____ DATA LINES

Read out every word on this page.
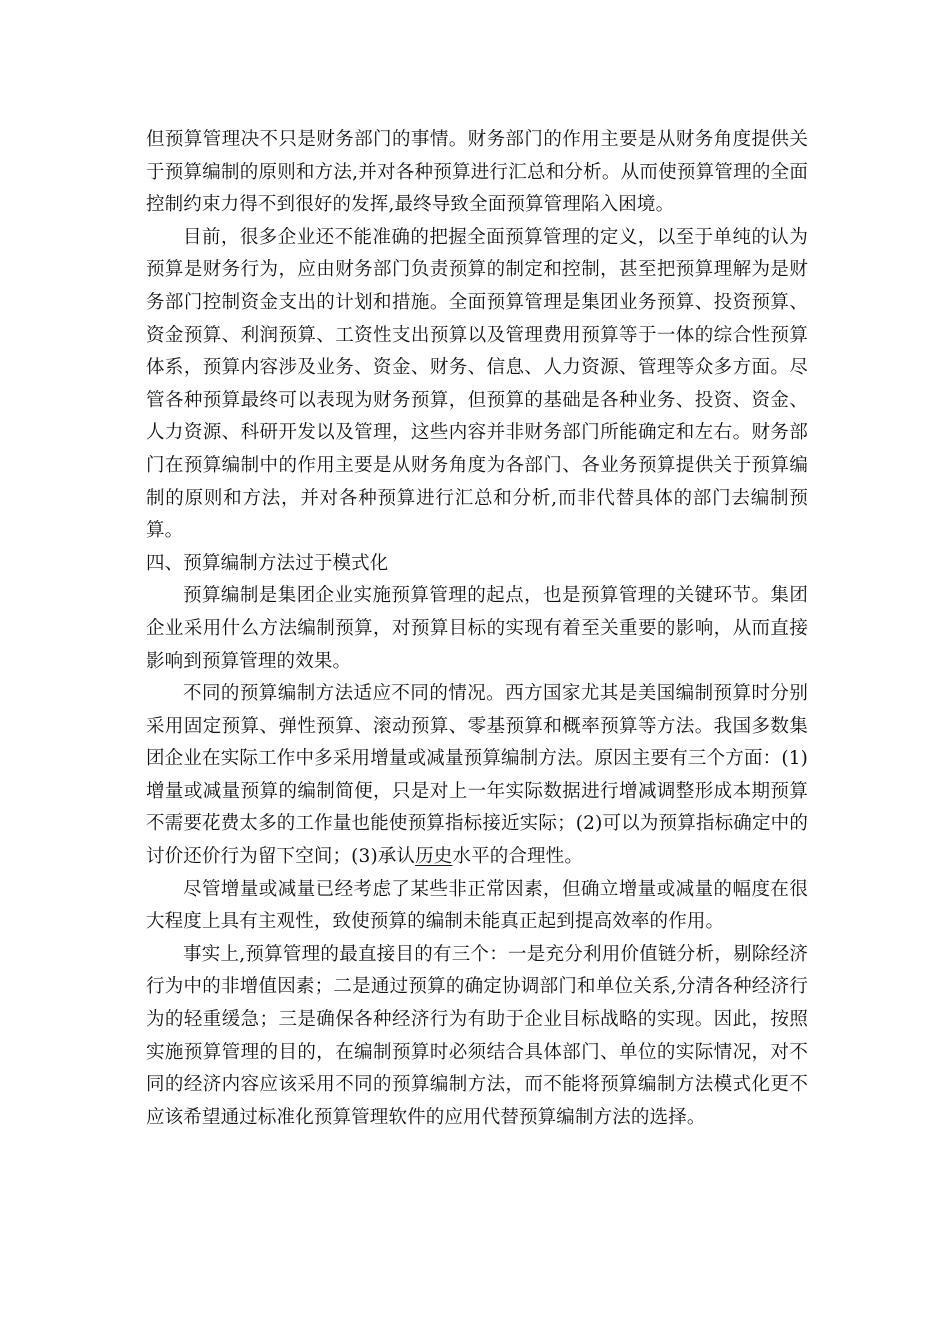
但预算管理决不只是财务部门的事情。财务部门的作用主要是从财务角度提供关于预算编制的原则和方法,并对各种预算进行汇总和分析。从而使预算管理的全面控制约束力得不到很好的发挥,最终导致全面预算管理陷入困境。

目前，很多企业还不能准确的把握全面预算管理的定义，以至于单纯的认为预算是财务行为，应由财务部门负责预算的制定和控制，甚至把预算理解为是财务部门控制资金支出的计划和措施。全面预算管理是集团业务预算、投资预算、资金预算、利润预算、工资性支出预算以及管理费用预算等于一体的综合性预算体系，预算内容涉及业务、资金、财务、信息、人力资源、管理等众多方面。尽管各种预算最终可以表现为财务预算，但预算的基础是各种业务、投资、资金、人力资源、科研开发以及管理，这些内容并非财务部门所能确定和左右。财务部门在预算编制中的作用主要是从财务角度为各部门、各业务预算提供关于预算编制的原则和方法，并对各种预算进行汇总和分析,而非代替具体的部门去编制预算。

四、预算编制方法过于模式化

预算编制是集团企业实施预算管理的起点，也是预算管理的关键环节。集团企业采用什么方法编制预算，对预算目标的实现有着至关重要的影响，从而直接影响到预算管理的效果。

不同的预算编制方法适应不同的情况。西方国家尤其是美国编制预算时分别采用固定预算、弹性预算、滚动预算、零基预算和概率预算等方法。我国多数集团企业在实际工作中多采用增量或减量预算编制方法。原因主要有三个方面：(1)增量或减量预算的编制简便，只是对上一年实际数据进行增减调整形成本期预算不需要花费太多的工作量也能使预算指标接近实际；(2)可以为预算指标确定中的讨价还价行为留下空间；(3)承认历史水平的合理性。

尽管增量或减量已经考虑了某些非正常因素，但确立增量或减量的幅度在很大程度上具有主观性，致使预算的编制未能真正起到提高效率的作用。

事实上,预算管理的最直接目的有三个：一是充分利用价值链分析，剔除经济行为中的非增值因素；二是通过预算的确定协调部门和单位关系,分清各种经济行为的轻重缓急；三是确保各种经济行为有助于企业目标战略的实现。因此，按照实施预算管理的目的，在编制预算时必须结合具体部门、单位的实际情况，对不同的经济内容应该采用不同的预算编制方法，而不能将预算编制方法模式化更不应该希望通过标准化预算管理软件的应用代替预算编制方法的选择。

________

WHAT THE TASK REQUIRES
Reproduce every line precisely as given, omitting all pictures.

ANSWER BELOW
Read out every word on this page.
但预算管理决不只是财务部门的事情。财务部门的作用主要是从财务角度提供关于预算编制的原则和方法,并对各种预算进行汇总和分析。从而使预算管理的全面控制约束力得不到很好的发挥,最终导致全面预算管理陷入困境。

目前，很多企业还不能准确的把握全面预算管理的定义，以至于单纯的认为预算是财务行为，应由财务部门负责预算的制定和控制，甚至把预算理解为是财务部门控制资金支出的计划和措施。全面预算管理是集团业务预算、投资预算、资金预算、利润预算、工资性支出预算以及管理费用预算等于一体的综合性预算体系，预算内容涉及业务、资金、财务、信息、人力资源、管理等众多方面。尽管各种预算最终可以表现为财务预算，但预算的基础是各种业务、投资、资金、人力资源、科研开发以及管理，这些内容并非财务部门所能确定和左右。财务部门在预算编制中的作用主要是从财务角度为各部门、各业务预算提供关于预算编制的原则和方法，并对各种预算进行汇总和分析,而非代替具体的部门去编制预算。

四、预算编制方法过于模式化

预算编制是集团企业实施预算管理的起点，也是预算管理的关键环节。集团企业采用什么方法编制预算，对预算目标的实现有着至关重要的影响，从而直接影响到预算管理的效果。

不同的预算编制方法适应不同的情况。西方国家尤其是美国编制预算时分别采用固定预算、弹性预算、滚动预算、零基预算和概率预算等方法。我国多数集团企业在实际工作中多采用增量或减量预算编制方法。原因主要有三个方面：(1)增量或减量预算的编制简便，只是对上一年实际数据进行增减调整形成本期预算不需要花费太多的工作量也能使预算指标接近实际；(2)可以为预算指标确定中的讨价还价行为留下空间；(3)承认历史水平的合理性。

尽管增量或减量已经考虑了某些非正常因素，但确立增量或减量的幅度在很大程度上具有主观性，致使预算的编制未能真正起到提高效率的作用。

事实上,预算管理的最直接目的有三个：一是充分利用价值链分析，剔除经济行为中的非增值因素；二是通过预算的确定协调部门和单位关系,分清各种经济行为的轻重缓急；三是确保各种经济行为有助于企业目标战略的实现。因此，按照实施预算管理的目的，在编制预算时必须结合具体部门、单位的实际情况，对不同的经济内容应该采用不同的预算编制方法，而不能将预算编制方法模式化更不应该希望通过标准化预算管理软件的应用代替预算编制方法的选择。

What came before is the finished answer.